## Start Available records

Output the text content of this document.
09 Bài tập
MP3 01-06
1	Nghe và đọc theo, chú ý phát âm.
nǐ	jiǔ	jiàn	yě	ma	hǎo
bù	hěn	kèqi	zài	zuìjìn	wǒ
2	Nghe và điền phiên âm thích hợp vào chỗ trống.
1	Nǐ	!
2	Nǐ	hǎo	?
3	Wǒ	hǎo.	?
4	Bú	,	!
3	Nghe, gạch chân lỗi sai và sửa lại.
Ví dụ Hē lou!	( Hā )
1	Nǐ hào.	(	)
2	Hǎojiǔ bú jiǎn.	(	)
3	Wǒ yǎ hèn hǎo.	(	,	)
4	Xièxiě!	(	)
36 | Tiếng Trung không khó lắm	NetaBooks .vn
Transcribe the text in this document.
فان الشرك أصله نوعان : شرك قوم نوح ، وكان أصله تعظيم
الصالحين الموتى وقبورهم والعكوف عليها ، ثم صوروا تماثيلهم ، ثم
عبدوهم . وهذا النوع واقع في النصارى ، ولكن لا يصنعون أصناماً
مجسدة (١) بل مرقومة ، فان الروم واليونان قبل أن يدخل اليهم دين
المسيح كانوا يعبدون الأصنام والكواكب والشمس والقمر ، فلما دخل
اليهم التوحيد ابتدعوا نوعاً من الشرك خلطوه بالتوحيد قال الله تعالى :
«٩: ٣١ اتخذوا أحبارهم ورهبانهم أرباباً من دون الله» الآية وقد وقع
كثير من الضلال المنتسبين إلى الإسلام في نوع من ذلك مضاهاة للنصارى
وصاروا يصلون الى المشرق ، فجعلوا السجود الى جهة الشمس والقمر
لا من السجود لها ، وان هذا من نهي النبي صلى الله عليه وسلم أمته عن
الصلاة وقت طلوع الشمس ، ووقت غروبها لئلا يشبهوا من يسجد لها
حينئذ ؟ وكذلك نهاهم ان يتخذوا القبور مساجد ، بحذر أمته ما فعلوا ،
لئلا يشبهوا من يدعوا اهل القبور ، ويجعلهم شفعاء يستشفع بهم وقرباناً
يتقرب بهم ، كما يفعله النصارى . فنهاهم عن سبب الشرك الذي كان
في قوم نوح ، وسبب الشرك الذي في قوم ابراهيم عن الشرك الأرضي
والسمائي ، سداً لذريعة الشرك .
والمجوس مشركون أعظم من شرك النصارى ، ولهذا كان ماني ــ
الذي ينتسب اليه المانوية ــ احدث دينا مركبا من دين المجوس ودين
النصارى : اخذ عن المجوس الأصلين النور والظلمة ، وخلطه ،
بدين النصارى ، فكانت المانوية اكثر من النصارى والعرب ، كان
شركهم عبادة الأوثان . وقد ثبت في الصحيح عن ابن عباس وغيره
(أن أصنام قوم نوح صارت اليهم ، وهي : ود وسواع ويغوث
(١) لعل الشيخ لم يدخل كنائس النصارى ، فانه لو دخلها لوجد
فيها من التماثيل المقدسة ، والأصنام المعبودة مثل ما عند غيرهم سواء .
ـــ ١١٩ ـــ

## End Available records

What the task requires - Quote the whole listing above, leaving nothing out.

Correct response -
Output the text content of this document.
09 Bài tập
MP3 01-06
1	Nghe và đọc theo, chú ý phát âm.
nǐ	jiǔ	jiàn	yě	ma	hǎo
bù	hěn	kèqi	zài	zuìjìn	wǒ
2	Nghe và điền phiên âm thích hợp vào chỗ trống.
1	Nǐ	!
2	Nǐ	hǎo	?
3	Wǒ	hǎo.	?
4	Bú	,	!
3	Nghe, gạch chân lỗi sai và sửa lại.
Ví dụ Hē lou!	( Hā )
1	Nǐ hào.	(	)
2	Hǎojiǔ bú jiǎn.	(	)
3	Wǒ yǎ hèn hǎo.	(	,	)
4	Xièxiě!	(	)
36 | Tiếng Trung không khó lắm	NetaBooks .vn
Transcribe the text in this document.
فان الشرك أصله نوعان : شرك قوم نوح ، وكان أصله تعظيم
الصالحين الموتى وقبورهم والعكوف عليها ، ثم صوروا تماثيلهم ، ثم
عبدوهم . وهذا النوع واقع في النصارى ، ولكن لا يصنعون أصناماً
مجسدة (١) بل مرقومة ، فان الروم واليونان قبل أن يدخل اليهم دين
المسيح كانوا يعبدون الأصنام والكواكب والشمس والقمر ، فلما دخل
اليهم التوحيد ابتدعوا نوعاً من الشرك خلطوه بالتوحيد قال الله تعالى :
«٩: ٣١ اتخذوا أحبارهم ورهبانهم أرباباً من دون الله» الآية وقد وقع
كثير من الضلال المنتسبين إلى الإسلام في نوع من ذلك مضاهاة للنصارى
وصاروا يصلون الى المشرق ، فجعلوا السجود الى جهة الشمس والقمر
لا من السجود لها ، وان هذا من نهي النبي صلى الله عليه وسلم أمته عن
الصلاة وقت طلوع الشمس ، ووقت غروبها لئلا يشبهوا من يسجد لها
حينئذ ؟ وكذلك نهاهم ان يتخذوا القبور مساجد ، بحذر أمته ما فعلوا ،
لئلا يشبهوا من يدعوا اهل القبور ، ويجعلهم شفعاء يستشفع بهم وقرباناً
يتقرب بهم ، كما يفعله النصارى . فنهاهم عن سبب الشرك الذي كان
في قوم نوح ، وسبب الشرك الذي في قوم ابراهيم عن الشرك الأرضي
والسمائي ، سداً لذريعة الشرك .
والمجوس مشركون أعظم من شرك النصارى ، ولهذا كان ماني ــ
الذي ينتسب اليه المانوية ــ احدث دينا مركبا من دين المجوس ودين
النصارى : اخذ عن المجوس الأصلين النور والظلمة ، وخلطه ،
بدين النصارى ، فكانت المانوية اكثر من النصارى والعرب ، كان
شركهم عبادة الأوثان . وقد ثبت في الصحيح عن ابن عباس وغيره
(أن أصنام قوم نوح صارت اليهم ، وهي : ود وسواع ويغوث
(١) لعل الشيخ لم يدخل كنائس النصارى ، فانه لو دخلها لوجد
فيها من التماثيل المقدسة ، والأصنام المعبودة مثل ما عند غيرهم سواء .
ـــ ١١٩ ـــ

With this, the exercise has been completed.